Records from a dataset
□ □ □ □

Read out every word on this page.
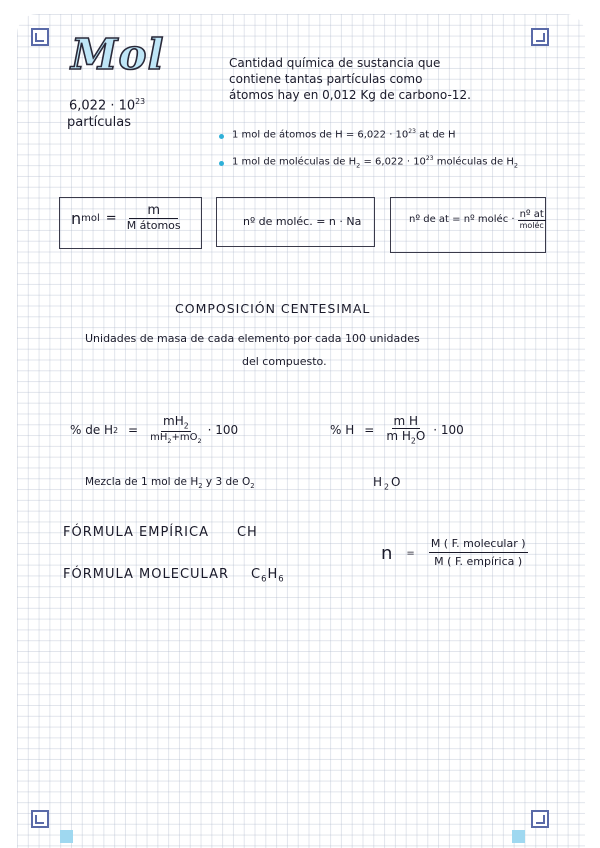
Mol
$6,022 \cdot 10^{23}$
partículas
Cantidad química de sustancia que
contiene tantas partículas como
átomos hay en 0,012 Kg de carbono-12.
1 mol de átomos de $H = 6,022 \cdot 10^{23}$ at de H
1 mol de moléculas de $H_2 = 6,022 \cdot 10^{23}$ moléculas de $H_2$
n mol = $\frac{m}{\text{M átomos}}$	nº de moléc. = n · Na	nº de at = nº moléc · $\frac{\text{nº at}}{\text{moléc}}$
COMPOSICIÓN CENTESIMAL
Unidades de masa de cada elemento por cada 100 unidades
del compuesto.
% de H $2 = \frac{mH_2}{mH_2+mO_2} \cdot 100$	% $H = \frac{\text{m H}}{m H_2O} \cdot 100$
Mezcla de 1 mol de $H_2$ y 3 de $O_2$	$H_2O$
FÓRMULA EMPÍRICA CH
FÓRMULA MOLECULAR $C_6H_6$
$n = \frac{\text{M ( F. molecular )}}{\text{M ( F. empírica )}}$
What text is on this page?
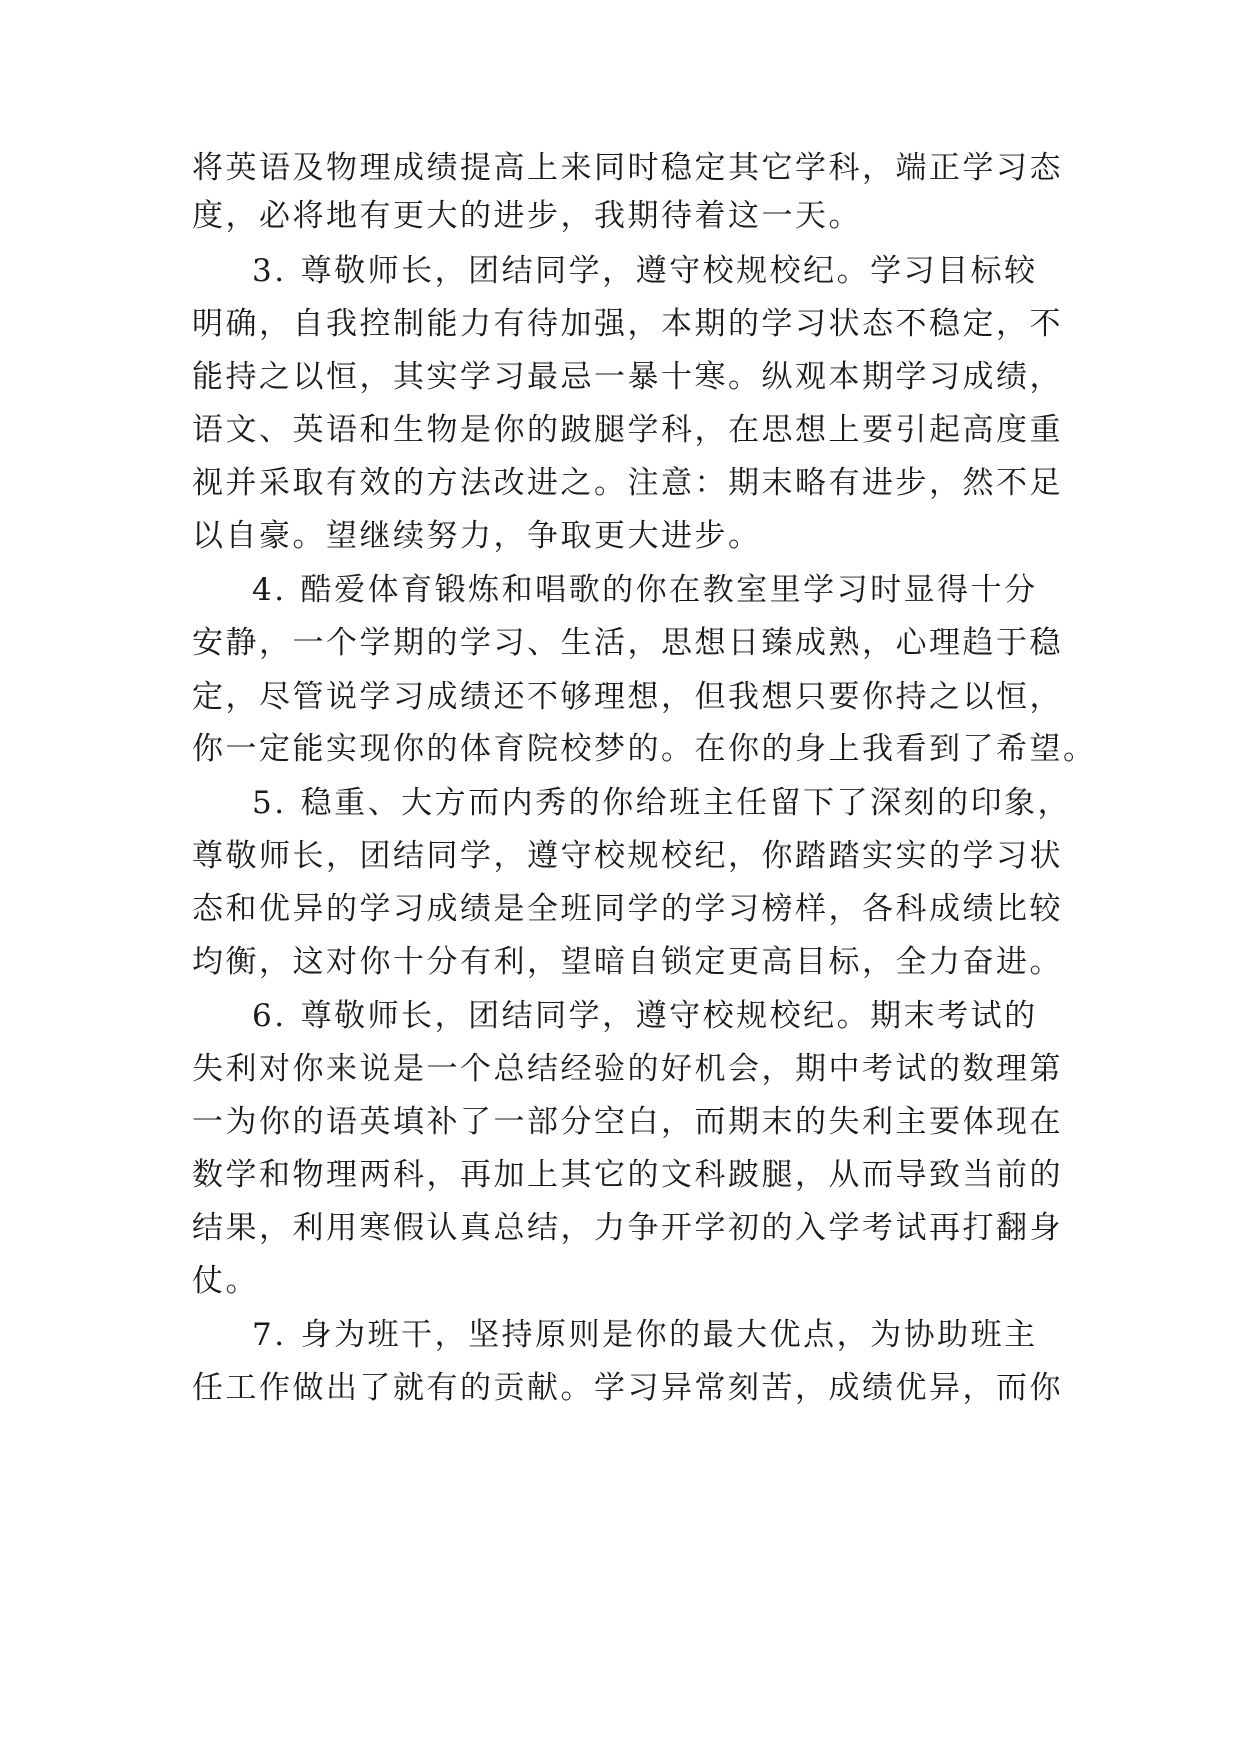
将英语及物理成绩提高上来同时稳定其它学科，端正学习态
度，必将地有更大的进步，我期待着这一天。
3. 尊敬师长，团结同学，遵守校规校纪。学习目标较
明确，自我控制能力有待加强，本期的学习状态不稳定，不
能持之以恒，其实学习最忌一暴十寒。纵观本期学习成绩，
语文、英语和生物是你的跛腿学科，在思想上要引起高度重
视并采取有效的方法改进之。注意：期末略有进步，然不足
以自豪。望继续努力，争取更大进步。
4. 酷爱体育锻炼和唱歌的你在教室里学习时显得十分
安静，一个学期的学习、生活，思想日臻成熟，心理趋于稳
定，尽管说学习成绩还不够理想，但我想只要你持之以恒，
你一定能实现你的体育院校梦的。在你的身上我看到了希望。
5. 稳重、大方而内秀的你给班主任留下了深刻的印象，
尊敬师长，团结同学，遵守校规校纪，你踏踏实实的学习状
态和优异的学习成绩是全班同学的学习榜样，各科成绩比较
均衡，这对你十分有利，望暗自锁定更高目标，全力奋进。
6. 尊敬师长，团结同学，遵守校规校纪。期末考试的
失利对你来说是一个总结经验的好机会，期中考试的数理第
一为你的语英填补了一部分空白，而期末的失利主要体现在
数学和物理两科，再加上其它的文科跛腿，从而导致当前的
结果，利用寒假认真总结，力争开学初的入学考试再打翻身
仗。
7. 身为班干，坚持原则是你的最大优点，为协助班主
任工作做出了就有的贡献。学习异常刻苦，成绩优异，而你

□ □ □ □

WHAT THE TASK ASKS:
Transcribe every entry word for word, but omit the pictures.

THE RESPONSE:
Read out every word on this page.
Mol
$6,022 \cdot 10^{23}$
partículas
Cantidad química de sustancia que
contiene tantas partículas como
átomos hay en 0,012 Kg de carbono-12.
1 mol de átomos de $H = 6,022 \cdot 10^{23}$ at de H
1 mol de moléculas de $H_2 = 6,022 \cdot 10^{23}$ moléculas de $H_2$
n mol = $\frac{m}{\text{M átomos}}$	nº de moléc. = n · Na	nº de at = nº moléc · $\frac{\text{nº at}}{\text{moléc}}$
COMPOSICIÓN CENTESIMAL
Unidades de masa de cada elemento por cada 100 unidades
del compuesto.
% de H $2 = \frac{mH_2}{mH_2+mO_2} \cdot 100$	% $H = \frac{\text{m H}}{m H_2O} \cdot 100$
Mezcla de 1 mol de $H_2$ y 3 de $O_2$	$H_2O$
FÓRMULA EMPÍRICA CH
FÓRMULA MOLECULAR $C_6H_6$
$n = \frac{\text{M ( F. molecular )}}{\text{M ( F. empírica )}}$
What text is on this page?
将英语及物理成绩提高上来同时稳定其它学科，端正学习态
度，必将地有更大的进步，我期待着这一天。
3. 尊敬师长，团结同学，遵守校规校纪。学习目标较
明确，自我控制能力有待加强，本期的学习状态不稳定，不
能持之以恒，其实学习最忌一暴十寒。纵观本期学习成绩，
语文、英语和生物是你的跛腿学科，在思想上要引起高度重
视并采取有效的方法改进之。注意：期末略有进步，然不足
以自豪。望继续努力，争取更大进步。
4. 酷爱体育锻炼和唱歌的你在教室里学习时显得十分
安静，一个学期的学习、生活，思想日臻成熟，心理趋于稳
定，尽管说学习成绩还不够理想，但我想只要你持之以恒，
你一定能实现你的体育院校梦的。在你的身上我看到了希望。
5. 稳重、大方而内秀的你给班主任留下了深刻的印象，
尊敬师长，团结同学，遵守校规校纪，你踏踏实实的学习状
态和优异的学习成绩是全班同学的学习榜样，各科成绩比较
均衡，这对你十分有利，望暗自锁定更高目标，全力奋进。
6. 尊敬师长，团结同学，遵守校规校纪。期末考试的
失利对你来说是一个总结经验的好机会，期中考试的数理第
一为你的语英填补了一部分空白，而期末的失利主要体现在
数学和物理两科，再加上其它的文科跛腿，从而导致当前的
结果，利用寒假认真总结，力争开学初的入学考试再打翻身
仗。
7. 身为班干，坚持原则是你的最大优点，为协助班主
任工作做出了就有的贡献。学习异常刻苦，成绩优异，而你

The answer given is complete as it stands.